> [Work required]: Report the number of lines in these entries that contain "Wind". Write only the number.
======== Excerpted records
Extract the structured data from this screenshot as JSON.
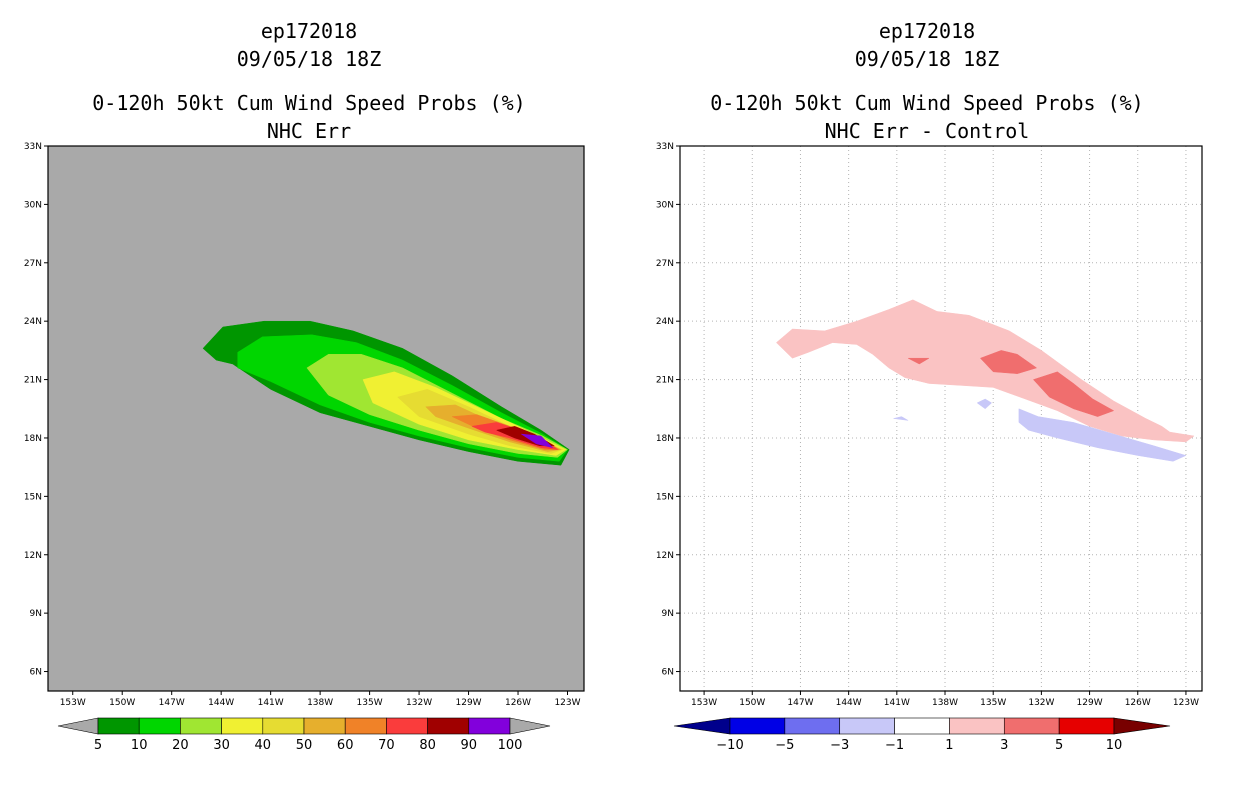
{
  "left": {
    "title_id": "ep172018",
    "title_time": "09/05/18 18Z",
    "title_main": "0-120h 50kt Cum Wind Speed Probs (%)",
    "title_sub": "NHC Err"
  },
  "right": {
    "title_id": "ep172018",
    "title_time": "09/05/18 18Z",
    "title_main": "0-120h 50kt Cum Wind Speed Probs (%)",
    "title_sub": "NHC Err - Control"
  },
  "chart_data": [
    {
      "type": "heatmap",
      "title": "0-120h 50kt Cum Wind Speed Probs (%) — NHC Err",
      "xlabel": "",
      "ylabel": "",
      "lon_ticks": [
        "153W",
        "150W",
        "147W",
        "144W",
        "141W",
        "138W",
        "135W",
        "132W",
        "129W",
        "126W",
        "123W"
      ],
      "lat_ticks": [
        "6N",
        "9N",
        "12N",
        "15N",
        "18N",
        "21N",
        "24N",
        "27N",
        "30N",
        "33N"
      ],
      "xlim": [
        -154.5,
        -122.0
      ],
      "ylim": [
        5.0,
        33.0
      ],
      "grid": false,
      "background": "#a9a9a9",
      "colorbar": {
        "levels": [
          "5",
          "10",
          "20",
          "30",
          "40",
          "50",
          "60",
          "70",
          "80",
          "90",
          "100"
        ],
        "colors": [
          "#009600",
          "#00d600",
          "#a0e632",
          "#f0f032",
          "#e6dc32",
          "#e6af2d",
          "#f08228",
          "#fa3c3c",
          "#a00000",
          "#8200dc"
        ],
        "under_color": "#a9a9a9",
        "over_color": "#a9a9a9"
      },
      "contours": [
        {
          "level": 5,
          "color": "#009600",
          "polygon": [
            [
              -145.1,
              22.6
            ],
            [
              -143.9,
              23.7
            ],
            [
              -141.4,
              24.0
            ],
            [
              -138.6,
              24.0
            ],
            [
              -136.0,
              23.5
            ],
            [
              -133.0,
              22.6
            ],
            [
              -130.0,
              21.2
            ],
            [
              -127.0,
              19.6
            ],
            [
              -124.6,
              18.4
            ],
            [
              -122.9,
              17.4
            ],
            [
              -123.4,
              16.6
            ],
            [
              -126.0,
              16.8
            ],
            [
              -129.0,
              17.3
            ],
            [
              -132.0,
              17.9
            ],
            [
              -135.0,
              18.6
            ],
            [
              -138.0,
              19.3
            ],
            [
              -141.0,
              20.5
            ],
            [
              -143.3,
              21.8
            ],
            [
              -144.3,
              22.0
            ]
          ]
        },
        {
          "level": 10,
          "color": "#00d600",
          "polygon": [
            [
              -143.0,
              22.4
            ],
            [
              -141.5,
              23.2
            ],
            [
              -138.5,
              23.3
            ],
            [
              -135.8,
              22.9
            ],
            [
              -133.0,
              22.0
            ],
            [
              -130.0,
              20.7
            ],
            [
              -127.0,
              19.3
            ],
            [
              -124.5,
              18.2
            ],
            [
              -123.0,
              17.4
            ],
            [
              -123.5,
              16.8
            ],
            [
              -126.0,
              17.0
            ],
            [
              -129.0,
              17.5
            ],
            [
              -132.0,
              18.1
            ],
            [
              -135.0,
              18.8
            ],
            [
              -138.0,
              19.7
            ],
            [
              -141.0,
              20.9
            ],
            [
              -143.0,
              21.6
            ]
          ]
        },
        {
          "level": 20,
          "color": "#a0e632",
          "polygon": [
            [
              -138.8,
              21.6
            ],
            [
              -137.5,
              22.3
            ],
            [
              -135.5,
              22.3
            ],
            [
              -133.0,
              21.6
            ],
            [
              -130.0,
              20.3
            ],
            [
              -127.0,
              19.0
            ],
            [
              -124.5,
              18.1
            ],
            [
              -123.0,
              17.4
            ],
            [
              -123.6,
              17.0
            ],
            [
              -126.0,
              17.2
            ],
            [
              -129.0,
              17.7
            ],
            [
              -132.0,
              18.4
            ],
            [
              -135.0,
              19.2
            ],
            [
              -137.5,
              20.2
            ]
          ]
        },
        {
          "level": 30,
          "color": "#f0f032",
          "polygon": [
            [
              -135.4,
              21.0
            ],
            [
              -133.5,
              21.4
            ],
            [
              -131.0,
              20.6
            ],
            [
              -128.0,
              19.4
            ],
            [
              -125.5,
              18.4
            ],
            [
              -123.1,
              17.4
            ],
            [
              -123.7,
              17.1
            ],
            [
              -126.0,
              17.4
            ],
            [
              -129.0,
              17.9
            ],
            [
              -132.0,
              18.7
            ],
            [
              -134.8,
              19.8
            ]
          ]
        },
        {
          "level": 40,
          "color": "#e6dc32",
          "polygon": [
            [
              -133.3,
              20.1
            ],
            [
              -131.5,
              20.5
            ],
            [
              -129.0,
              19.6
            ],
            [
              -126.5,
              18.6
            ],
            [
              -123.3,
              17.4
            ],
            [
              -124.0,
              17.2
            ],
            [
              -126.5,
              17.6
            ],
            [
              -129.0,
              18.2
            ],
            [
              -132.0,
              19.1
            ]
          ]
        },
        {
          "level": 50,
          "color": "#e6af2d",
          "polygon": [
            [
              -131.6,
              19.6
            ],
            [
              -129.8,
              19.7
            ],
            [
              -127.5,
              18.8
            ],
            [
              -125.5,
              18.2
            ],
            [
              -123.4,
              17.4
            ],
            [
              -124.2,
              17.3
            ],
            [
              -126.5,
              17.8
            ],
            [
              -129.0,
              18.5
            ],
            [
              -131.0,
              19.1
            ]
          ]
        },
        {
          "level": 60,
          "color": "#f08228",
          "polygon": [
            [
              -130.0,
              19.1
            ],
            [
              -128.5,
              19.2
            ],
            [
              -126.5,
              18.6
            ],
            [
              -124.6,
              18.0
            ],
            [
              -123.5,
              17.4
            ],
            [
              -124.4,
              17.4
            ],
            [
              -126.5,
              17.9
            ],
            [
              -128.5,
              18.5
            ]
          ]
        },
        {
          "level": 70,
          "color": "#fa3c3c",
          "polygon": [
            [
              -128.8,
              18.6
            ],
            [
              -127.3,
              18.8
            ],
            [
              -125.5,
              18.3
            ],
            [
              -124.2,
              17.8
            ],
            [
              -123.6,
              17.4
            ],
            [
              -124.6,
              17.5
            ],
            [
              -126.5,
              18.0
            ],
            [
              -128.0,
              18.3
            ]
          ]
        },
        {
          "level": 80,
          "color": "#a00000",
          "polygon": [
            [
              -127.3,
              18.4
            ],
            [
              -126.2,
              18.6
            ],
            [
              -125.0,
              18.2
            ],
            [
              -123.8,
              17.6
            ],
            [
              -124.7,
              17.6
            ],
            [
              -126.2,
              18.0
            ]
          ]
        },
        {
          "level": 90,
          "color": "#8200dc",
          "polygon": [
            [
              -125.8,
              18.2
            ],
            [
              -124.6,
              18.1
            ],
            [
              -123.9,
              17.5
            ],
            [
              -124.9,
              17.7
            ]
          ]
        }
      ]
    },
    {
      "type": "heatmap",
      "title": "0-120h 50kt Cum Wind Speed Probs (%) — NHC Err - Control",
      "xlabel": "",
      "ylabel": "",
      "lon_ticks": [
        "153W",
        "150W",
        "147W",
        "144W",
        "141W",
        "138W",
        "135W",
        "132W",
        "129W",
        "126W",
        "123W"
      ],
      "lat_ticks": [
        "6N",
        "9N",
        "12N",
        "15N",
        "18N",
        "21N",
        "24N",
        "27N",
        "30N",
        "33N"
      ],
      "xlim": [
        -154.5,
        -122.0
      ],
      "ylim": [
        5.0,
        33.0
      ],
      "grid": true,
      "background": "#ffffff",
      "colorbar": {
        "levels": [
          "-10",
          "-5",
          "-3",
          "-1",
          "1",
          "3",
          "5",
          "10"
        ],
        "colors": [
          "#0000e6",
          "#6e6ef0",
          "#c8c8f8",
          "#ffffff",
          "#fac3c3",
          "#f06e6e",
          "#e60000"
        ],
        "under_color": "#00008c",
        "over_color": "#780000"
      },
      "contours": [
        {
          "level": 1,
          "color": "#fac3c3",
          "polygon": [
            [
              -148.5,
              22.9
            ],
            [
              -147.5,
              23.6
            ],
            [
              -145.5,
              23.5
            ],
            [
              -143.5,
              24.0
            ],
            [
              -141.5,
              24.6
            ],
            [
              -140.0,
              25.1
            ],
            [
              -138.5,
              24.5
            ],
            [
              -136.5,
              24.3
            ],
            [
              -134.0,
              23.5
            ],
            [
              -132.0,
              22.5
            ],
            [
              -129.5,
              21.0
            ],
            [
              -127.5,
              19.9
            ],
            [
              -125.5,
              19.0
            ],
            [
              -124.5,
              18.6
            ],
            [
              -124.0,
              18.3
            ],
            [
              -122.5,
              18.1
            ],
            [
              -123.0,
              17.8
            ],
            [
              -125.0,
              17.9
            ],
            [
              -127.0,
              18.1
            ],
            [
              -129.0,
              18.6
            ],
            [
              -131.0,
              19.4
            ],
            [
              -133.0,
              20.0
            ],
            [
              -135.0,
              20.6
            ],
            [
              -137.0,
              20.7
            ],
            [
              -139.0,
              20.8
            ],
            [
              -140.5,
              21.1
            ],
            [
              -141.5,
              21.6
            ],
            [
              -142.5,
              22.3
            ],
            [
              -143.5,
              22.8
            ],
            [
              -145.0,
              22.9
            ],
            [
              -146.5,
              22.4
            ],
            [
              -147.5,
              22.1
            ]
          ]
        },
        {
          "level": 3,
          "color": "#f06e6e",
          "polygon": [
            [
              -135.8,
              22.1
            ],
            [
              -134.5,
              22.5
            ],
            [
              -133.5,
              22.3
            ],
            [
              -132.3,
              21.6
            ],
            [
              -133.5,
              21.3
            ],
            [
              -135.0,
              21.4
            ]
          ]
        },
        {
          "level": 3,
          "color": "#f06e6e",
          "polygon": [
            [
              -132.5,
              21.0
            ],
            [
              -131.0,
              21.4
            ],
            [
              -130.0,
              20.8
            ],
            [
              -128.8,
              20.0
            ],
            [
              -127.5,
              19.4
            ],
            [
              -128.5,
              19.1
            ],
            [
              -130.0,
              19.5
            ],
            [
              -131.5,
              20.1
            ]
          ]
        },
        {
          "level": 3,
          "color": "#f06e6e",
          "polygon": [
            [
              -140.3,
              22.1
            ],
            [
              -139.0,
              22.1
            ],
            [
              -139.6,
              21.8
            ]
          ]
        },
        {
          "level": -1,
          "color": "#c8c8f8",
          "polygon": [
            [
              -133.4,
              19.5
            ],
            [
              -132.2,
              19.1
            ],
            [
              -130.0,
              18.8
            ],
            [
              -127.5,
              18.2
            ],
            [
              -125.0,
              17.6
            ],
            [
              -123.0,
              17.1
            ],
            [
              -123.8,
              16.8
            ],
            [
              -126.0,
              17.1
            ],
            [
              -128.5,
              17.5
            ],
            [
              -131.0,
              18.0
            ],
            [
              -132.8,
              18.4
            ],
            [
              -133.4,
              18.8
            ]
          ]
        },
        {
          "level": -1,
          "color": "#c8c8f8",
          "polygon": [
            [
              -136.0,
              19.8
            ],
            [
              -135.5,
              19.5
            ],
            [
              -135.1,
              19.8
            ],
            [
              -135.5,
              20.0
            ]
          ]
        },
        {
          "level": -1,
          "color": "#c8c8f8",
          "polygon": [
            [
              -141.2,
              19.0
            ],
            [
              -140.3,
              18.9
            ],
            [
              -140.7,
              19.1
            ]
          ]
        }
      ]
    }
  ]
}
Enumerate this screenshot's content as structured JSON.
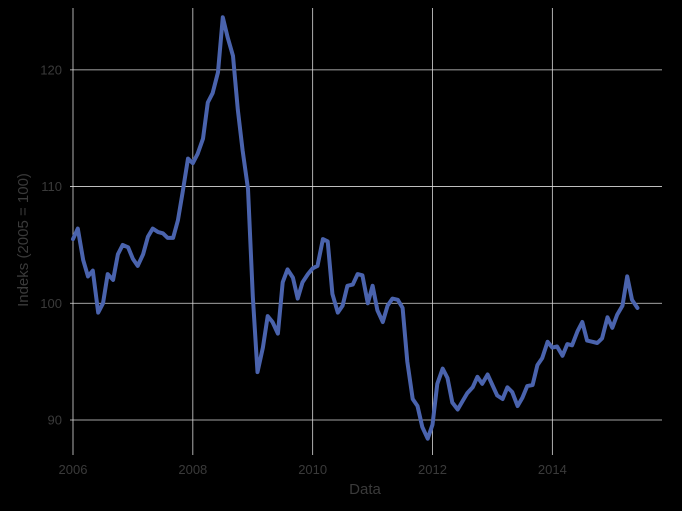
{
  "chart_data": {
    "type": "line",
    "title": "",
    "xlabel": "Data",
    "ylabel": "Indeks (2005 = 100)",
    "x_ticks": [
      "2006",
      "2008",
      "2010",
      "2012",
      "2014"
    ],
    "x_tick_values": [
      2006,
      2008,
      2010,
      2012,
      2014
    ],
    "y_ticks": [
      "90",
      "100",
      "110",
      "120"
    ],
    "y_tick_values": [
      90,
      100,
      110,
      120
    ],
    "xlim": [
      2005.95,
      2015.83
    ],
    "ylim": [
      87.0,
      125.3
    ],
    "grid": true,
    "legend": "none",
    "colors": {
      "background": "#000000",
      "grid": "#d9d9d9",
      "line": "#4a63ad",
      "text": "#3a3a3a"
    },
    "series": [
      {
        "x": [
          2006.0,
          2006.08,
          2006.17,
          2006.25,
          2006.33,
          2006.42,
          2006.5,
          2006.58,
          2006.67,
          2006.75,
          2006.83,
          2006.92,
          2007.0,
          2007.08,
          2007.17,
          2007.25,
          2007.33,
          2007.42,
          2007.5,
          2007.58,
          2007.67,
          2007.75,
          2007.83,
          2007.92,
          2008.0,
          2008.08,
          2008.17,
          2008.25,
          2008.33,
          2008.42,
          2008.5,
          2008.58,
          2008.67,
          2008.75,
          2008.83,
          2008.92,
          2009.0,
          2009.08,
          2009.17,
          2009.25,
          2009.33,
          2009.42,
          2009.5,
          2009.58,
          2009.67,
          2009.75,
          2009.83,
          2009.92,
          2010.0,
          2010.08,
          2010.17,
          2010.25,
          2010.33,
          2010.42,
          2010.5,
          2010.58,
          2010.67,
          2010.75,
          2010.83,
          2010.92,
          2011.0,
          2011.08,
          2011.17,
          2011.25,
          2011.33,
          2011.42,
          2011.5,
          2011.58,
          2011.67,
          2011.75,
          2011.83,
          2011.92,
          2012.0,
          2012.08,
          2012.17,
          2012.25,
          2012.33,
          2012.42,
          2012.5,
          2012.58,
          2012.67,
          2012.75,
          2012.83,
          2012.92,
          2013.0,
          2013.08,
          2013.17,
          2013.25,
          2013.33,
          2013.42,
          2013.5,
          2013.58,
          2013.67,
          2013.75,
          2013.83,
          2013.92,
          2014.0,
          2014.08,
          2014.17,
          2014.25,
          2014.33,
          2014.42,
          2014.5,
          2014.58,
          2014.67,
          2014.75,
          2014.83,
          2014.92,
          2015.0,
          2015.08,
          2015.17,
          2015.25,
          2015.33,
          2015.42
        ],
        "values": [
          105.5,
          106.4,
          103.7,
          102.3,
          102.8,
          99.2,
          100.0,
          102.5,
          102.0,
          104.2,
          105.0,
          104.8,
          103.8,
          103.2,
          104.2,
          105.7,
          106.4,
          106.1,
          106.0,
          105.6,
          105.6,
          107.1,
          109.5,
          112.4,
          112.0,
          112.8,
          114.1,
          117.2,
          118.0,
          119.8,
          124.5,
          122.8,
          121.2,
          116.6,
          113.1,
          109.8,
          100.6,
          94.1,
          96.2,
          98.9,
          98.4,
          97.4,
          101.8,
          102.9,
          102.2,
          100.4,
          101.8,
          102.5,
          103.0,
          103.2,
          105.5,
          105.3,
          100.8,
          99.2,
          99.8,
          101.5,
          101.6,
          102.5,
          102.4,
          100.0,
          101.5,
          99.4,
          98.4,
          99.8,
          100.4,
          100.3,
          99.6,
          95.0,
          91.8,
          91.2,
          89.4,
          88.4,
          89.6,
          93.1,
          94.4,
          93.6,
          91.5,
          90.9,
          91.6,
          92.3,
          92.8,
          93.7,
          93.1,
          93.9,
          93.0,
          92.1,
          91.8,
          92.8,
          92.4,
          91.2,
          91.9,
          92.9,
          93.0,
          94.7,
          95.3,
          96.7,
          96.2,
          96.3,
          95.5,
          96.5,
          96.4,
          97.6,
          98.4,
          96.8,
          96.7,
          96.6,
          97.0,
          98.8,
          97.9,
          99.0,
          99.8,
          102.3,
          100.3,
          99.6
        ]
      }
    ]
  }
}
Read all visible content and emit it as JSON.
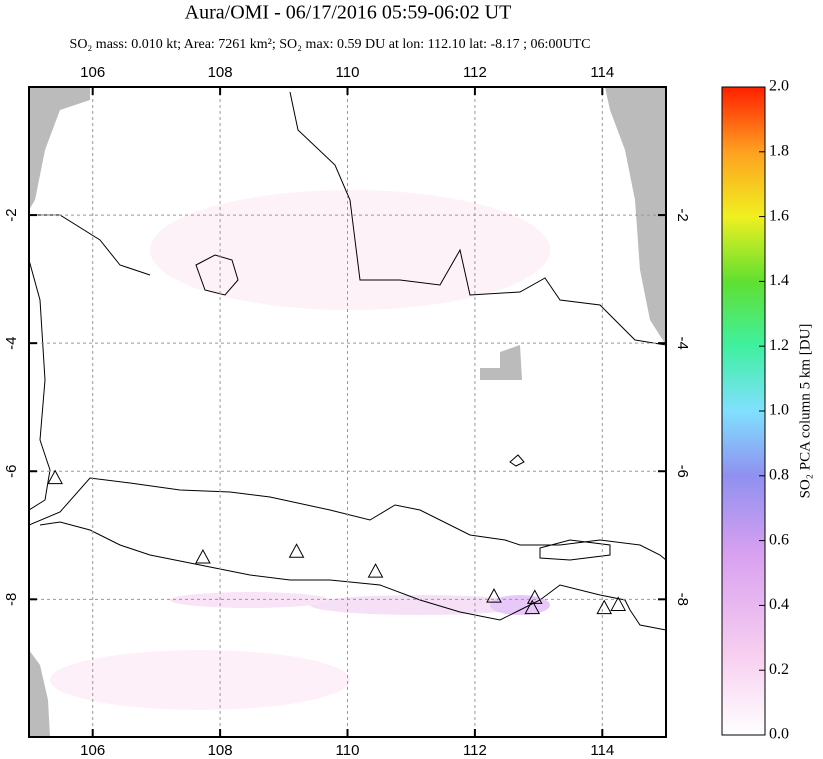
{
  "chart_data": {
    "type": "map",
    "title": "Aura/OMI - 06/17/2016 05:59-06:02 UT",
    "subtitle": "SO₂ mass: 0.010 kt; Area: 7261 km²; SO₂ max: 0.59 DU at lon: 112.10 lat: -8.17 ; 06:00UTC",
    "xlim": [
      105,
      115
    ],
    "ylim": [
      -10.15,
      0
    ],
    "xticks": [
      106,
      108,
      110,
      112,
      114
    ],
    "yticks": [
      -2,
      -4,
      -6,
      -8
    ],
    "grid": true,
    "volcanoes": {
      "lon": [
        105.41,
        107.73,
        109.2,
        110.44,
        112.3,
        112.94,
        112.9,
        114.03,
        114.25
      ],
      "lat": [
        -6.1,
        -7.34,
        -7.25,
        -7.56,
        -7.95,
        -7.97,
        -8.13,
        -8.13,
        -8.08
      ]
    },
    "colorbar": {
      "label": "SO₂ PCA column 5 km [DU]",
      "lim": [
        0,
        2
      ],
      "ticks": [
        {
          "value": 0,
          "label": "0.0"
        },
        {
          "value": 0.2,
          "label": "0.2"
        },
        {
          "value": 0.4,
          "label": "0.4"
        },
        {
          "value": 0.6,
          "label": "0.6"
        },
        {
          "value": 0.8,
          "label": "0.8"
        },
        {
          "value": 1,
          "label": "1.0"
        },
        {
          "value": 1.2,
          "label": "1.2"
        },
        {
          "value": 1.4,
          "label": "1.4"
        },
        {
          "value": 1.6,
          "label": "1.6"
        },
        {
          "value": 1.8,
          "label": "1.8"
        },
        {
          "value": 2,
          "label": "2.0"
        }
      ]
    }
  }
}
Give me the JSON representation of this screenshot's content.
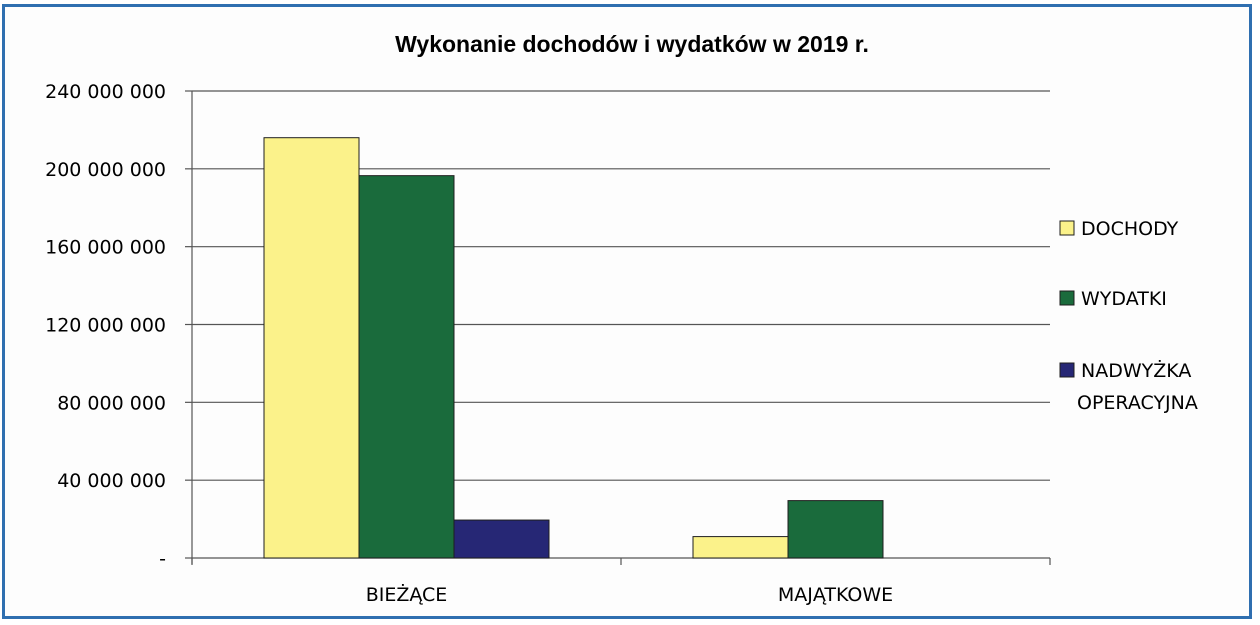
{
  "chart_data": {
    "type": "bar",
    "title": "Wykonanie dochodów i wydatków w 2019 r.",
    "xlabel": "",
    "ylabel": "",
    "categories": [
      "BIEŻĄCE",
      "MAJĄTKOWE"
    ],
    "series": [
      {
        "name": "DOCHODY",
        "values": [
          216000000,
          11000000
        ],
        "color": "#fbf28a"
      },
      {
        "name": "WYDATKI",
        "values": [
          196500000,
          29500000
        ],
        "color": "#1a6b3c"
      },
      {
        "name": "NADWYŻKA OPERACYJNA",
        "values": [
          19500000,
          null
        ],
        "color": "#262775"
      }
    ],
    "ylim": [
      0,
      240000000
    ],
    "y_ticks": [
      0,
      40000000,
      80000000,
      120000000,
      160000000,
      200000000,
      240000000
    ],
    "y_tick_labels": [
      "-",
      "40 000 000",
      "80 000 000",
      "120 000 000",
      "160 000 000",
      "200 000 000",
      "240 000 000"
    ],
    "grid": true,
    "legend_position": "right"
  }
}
================
> [Task solution]: 4